[Task objective] Work out how many lines in the entries contain the string "plush", and give nothing but that number.

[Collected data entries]
◆ ◆ ◆ ◆ ◆

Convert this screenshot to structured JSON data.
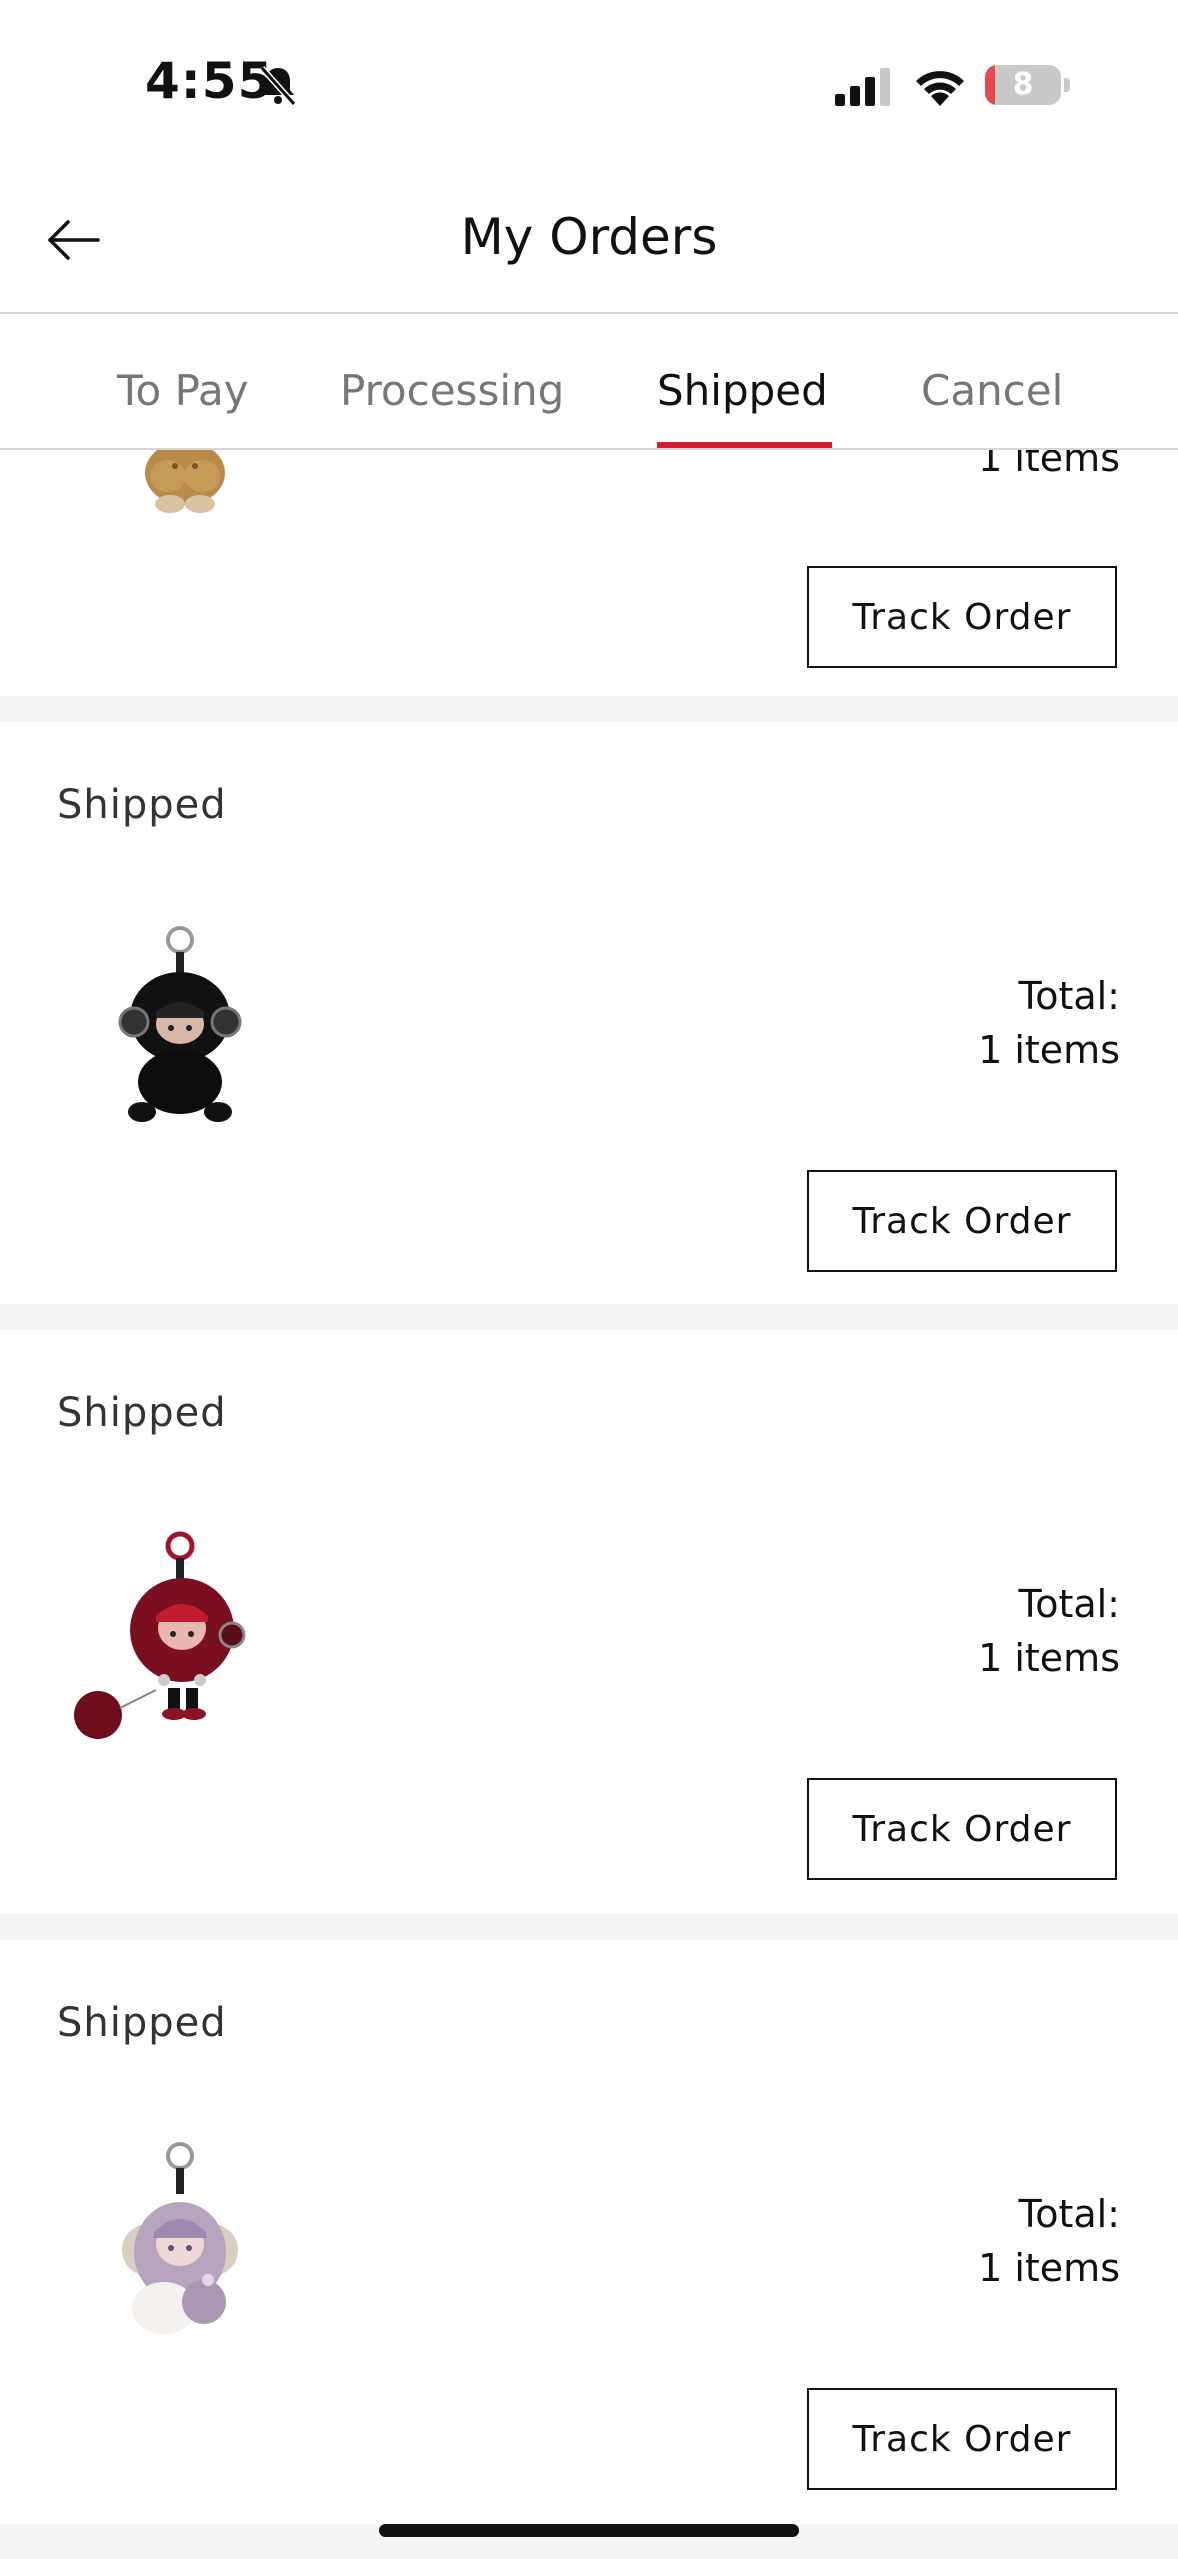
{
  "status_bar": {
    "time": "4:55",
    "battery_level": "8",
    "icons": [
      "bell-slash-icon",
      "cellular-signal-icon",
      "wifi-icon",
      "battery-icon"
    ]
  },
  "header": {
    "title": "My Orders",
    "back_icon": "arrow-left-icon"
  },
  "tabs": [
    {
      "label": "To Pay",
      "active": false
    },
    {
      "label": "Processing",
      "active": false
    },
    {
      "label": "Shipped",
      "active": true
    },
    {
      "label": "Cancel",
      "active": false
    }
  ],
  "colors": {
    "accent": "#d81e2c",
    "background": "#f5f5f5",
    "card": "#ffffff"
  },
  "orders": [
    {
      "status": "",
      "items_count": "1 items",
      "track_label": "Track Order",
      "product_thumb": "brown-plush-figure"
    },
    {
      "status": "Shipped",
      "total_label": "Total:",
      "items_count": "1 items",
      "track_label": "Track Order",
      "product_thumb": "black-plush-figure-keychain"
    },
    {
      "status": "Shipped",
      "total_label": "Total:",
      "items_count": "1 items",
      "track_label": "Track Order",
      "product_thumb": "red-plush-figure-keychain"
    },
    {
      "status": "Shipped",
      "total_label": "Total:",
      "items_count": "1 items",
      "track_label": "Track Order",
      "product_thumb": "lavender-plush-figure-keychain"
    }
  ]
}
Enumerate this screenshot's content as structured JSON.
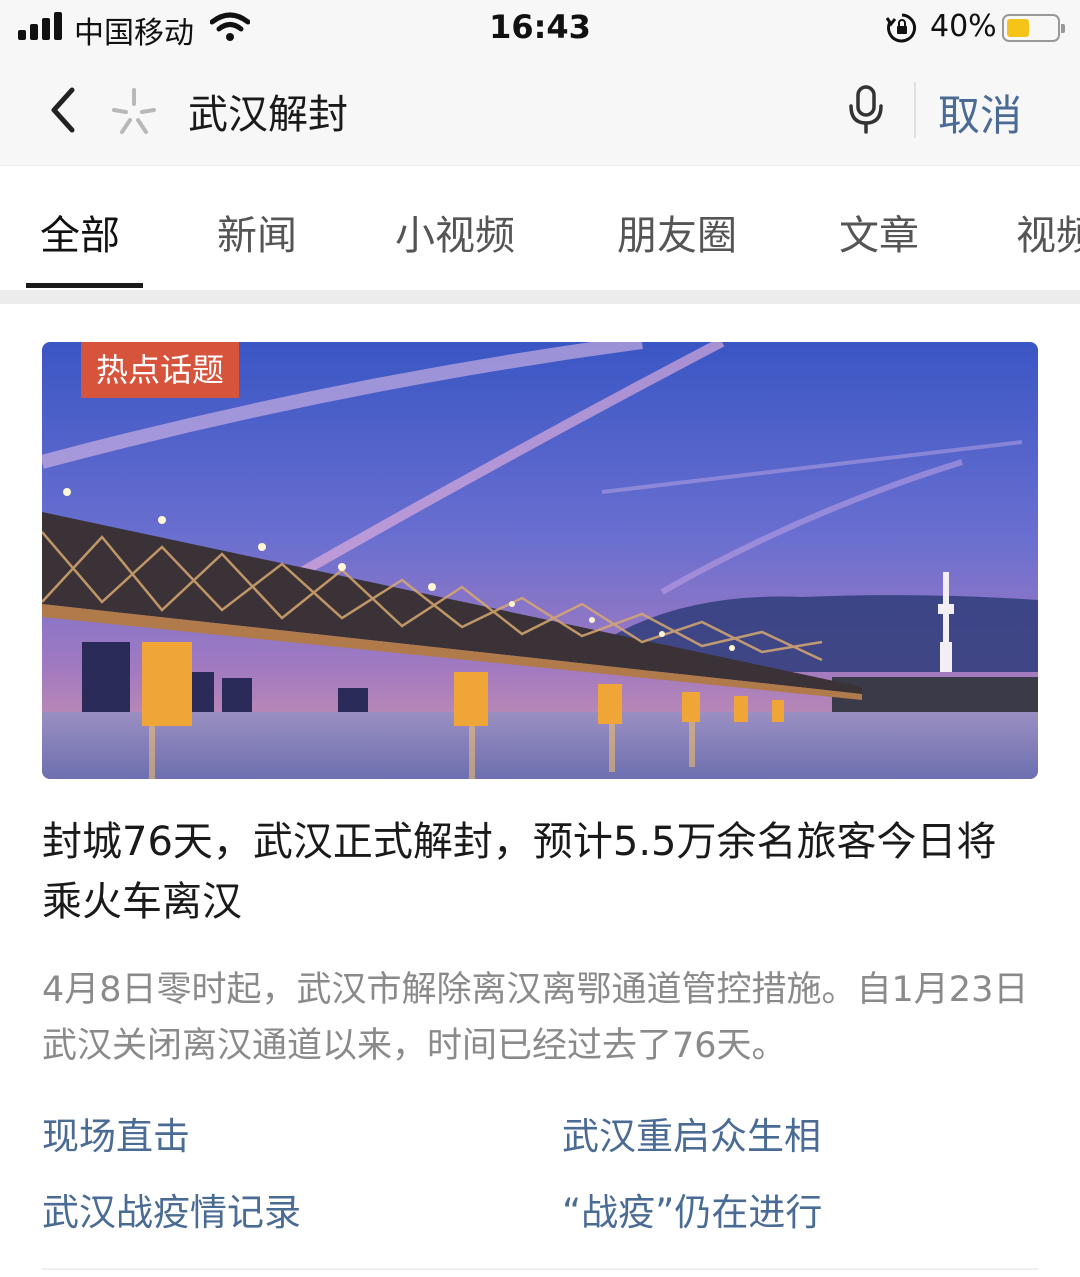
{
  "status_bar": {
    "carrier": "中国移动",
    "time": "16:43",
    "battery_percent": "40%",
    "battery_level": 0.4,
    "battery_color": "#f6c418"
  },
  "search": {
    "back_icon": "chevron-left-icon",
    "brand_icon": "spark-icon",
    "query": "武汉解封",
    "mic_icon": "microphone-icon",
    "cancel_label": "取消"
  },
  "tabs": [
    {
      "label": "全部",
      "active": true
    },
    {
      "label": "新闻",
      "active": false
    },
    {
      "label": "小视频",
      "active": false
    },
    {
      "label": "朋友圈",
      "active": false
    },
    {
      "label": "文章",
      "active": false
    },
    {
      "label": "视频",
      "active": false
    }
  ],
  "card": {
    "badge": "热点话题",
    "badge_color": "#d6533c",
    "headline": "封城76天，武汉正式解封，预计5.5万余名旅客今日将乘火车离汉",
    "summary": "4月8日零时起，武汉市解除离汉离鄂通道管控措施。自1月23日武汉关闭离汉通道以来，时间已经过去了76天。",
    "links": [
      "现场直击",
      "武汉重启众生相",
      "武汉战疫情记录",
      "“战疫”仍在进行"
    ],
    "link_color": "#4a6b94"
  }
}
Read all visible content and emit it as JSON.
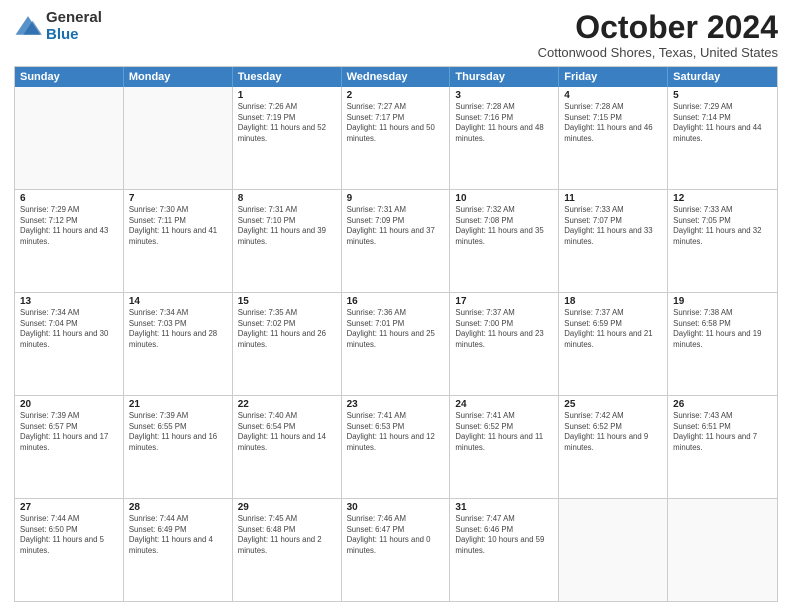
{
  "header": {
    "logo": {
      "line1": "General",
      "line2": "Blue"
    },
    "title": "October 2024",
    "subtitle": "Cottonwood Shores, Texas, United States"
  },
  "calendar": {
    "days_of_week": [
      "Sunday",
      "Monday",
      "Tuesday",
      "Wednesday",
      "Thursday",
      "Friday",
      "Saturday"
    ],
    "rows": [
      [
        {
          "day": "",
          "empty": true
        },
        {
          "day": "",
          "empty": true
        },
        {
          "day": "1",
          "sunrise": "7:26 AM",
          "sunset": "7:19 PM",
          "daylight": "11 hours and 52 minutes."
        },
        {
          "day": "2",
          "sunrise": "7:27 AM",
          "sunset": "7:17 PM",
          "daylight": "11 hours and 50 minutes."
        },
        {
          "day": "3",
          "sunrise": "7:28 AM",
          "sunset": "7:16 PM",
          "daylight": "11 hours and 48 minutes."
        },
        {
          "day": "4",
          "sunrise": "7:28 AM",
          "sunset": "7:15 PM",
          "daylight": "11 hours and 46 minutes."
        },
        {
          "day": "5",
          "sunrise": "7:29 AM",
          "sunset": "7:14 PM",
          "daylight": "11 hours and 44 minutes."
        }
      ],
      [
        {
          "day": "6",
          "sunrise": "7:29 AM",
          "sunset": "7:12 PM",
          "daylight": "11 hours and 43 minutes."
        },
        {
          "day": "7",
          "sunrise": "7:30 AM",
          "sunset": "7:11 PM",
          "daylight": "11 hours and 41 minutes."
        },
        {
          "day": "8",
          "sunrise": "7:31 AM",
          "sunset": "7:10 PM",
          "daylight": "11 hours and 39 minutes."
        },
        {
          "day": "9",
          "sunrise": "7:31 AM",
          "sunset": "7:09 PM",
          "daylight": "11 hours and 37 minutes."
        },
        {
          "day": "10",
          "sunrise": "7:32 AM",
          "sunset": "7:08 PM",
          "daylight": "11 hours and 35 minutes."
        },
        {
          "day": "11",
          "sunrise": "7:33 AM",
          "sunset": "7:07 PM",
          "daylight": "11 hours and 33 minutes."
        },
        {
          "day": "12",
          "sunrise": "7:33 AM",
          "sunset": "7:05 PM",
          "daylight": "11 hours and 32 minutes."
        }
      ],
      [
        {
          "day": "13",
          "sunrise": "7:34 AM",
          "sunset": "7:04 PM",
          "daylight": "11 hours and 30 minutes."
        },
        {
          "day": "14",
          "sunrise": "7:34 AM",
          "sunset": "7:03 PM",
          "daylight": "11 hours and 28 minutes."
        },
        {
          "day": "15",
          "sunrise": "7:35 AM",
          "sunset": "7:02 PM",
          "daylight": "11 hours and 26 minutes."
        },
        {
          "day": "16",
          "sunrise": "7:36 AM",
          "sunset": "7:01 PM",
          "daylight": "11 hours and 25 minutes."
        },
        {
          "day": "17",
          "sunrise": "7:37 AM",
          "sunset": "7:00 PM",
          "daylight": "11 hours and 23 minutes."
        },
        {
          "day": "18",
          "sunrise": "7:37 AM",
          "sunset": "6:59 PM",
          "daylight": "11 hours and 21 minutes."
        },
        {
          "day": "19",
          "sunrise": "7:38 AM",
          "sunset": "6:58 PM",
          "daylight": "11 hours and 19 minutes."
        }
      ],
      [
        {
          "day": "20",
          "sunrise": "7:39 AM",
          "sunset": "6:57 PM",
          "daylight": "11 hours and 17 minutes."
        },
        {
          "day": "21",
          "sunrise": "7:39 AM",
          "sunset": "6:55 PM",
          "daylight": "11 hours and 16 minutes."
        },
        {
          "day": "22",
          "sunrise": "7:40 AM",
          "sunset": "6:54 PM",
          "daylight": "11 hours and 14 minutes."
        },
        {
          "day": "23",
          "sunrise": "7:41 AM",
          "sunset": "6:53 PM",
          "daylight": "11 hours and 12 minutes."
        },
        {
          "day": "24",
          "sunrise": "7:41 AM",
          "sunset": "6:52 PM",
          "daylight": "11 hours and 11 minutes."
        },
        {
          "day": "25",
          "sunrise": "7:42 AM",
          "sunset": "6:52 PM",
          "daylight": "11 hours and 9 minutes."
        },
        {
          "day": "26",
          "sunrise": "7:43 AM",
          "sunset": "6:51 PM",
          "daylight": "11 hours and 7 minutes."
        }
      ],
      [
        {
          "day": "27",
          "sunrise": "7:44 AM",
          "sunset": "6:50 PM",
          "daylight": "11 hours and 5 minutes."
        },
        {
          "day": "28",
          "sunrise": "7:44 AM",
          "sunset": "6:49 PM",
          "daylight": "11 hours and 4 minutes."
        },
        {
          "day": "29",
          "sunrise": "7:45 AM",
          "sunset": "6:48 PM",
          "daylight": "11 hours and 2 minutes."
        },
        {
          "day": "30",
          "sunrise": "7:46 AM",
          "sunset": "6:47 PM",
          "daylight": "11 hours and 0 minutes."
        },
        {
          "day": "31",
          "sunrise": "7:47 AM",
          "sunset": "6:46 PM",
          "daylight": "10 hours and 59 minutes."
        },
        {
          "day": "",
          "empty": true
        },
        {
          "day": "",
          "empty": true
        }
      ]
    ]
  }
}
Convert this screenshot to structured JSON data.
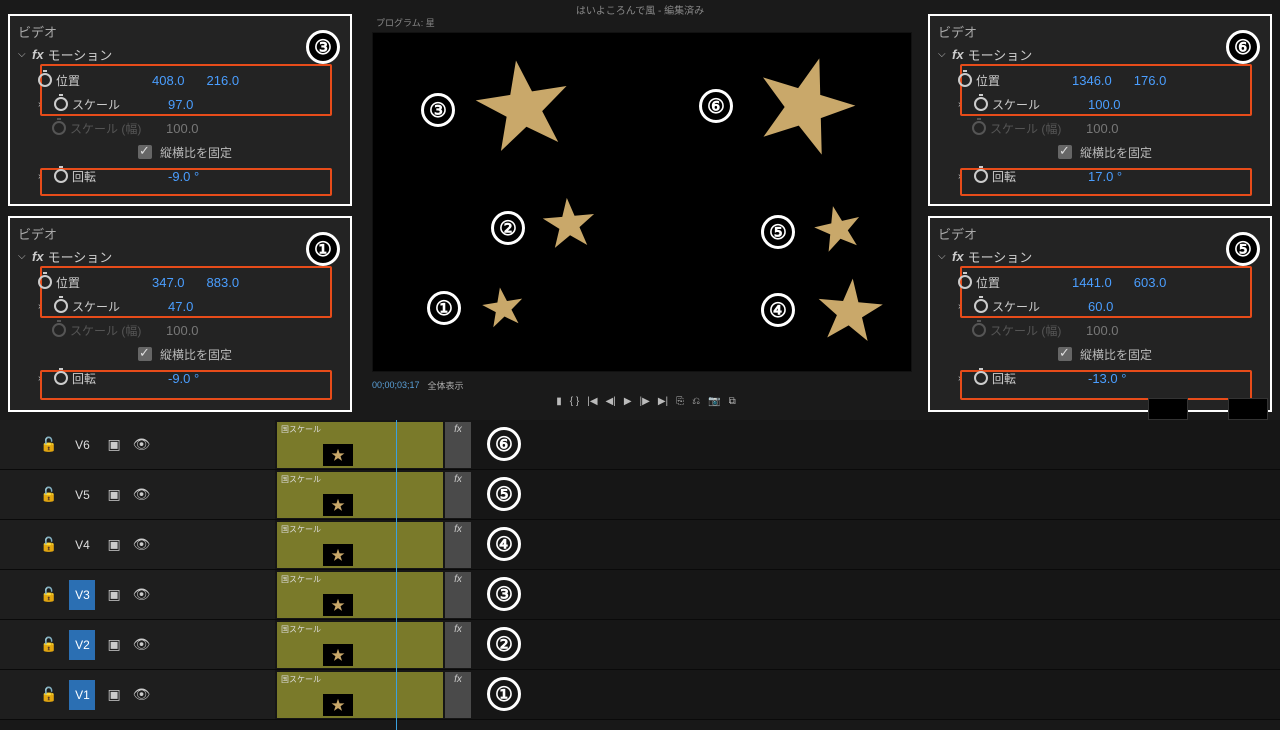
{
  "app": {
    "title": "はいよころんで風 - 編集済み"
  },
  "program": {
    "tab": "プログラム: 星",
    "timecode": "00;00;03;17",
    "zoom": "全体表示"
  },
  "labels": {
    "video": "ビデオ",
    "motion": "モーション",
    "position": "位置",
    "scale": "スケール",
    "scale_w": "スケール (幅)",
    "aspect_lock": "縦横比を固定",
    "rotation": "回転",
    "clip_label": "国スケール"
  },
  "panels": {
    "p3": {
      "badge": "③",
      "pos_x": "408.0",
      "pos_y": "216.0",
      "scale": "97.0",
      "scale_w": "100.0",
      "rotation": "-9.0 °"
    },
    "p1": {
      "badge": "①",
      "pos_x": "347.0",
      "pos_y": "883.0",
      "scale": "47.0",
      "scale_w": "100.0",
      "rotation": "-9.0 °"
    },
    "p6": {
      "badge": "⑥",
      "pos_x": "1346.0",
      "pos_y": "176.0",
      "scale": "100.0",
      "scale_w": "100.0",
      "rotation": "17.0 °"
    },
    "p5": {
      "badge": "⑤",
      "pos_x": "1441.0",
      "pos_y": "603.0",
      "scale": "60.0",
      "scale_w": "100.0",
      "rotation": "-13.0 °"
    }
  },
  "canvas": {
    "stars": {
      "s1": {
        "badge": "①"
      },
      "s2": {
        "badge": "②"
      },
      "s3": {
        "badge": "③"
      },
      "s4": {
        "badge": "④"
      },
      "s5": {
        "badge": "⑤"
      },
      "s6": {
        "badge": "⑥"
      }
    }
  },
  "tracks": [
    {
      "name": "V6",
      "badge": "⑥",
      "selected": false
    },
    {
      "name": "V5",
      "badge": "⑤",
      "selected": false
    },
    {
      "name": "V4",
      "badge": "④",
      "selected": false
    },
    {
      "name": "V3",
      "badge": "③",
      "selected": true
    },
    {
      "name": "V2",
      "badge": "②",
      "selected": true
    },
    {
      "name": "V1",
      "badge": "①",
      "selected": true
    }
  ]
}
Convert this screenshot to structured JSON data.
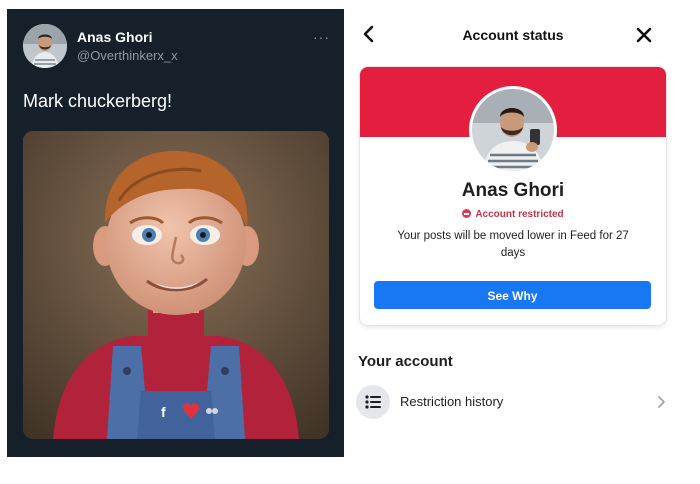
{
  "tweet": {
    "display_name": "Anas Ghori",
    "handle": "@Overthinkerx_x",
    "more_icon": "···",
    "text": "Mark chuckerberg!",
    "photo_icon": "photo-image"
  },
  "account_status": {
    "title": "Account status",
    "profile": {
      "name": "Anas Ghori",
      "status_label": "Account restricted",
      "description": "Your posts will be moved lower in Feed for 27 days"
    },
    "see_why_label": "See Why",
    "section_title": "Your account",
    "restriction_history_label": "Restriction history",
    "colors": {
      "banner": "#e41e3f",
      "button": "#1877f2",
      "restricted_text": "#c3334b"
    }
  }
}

◆ ◆ ◆ ◆ ◆

[Written solution] 4